>> BEGIN Data

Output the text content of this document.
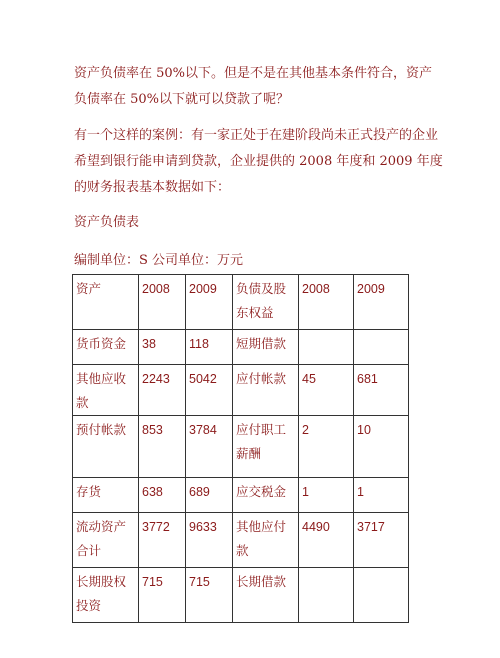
资产负债率在 50%以下。但是不是在其他基本条件符合，资产负债率在 50%以下就可以贷款了呢？

有一个这样的案例：有一家正处于在建阶段尚未正式投产的企业希望到银行能申请到贷款，企业提供的 2008 年度和 2009 年度的财务报表基本数据如下：

资产负债表

编制单位：S 公司单位：万元

资产	2008	2009	负债及股东权益	2008	2009
货币资金	38	118	短期借款		
其他应收款	2243	5042	应付帐款	45	681
预付帐款	853	3784	应付职工薪酬	2	10
存货	638	689	应交税金	1	1
流动资产合计	3772	9633	其他应付款	4490	3717
长期股权投资	715	715	长期借款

>> END Data

• Requirement:
Retype everything in the material word for word, minus pictures.

• Answer to the task:
Output the text content of this document.
资产负债率在 50%以下。但是不是在其他基本条件符合，资产负债率在 50%以下就可以贷款了呢？

有一个这样的案例：有一家正处于在建阶段尚未正式投产的企业希望到银行能申请到贷款，企业提供的 2008 年度和 2009 年度的财务报表基本数据如下：

资产负债表

编制单位：S 公司单位：万元

资产	2008	2009	负债及股东权益	2008	2009
货币资金	38	118	短期借款		
其他应收款	2243	5042	应付帐款	45	681
预付帐款	853	3784	应付职工薪酬	2	10
存货	638	689	应交税金	1	1
流动资产合计	3772	9633	其他应付款	4490	3717
长期股权投资	715	715	长期借款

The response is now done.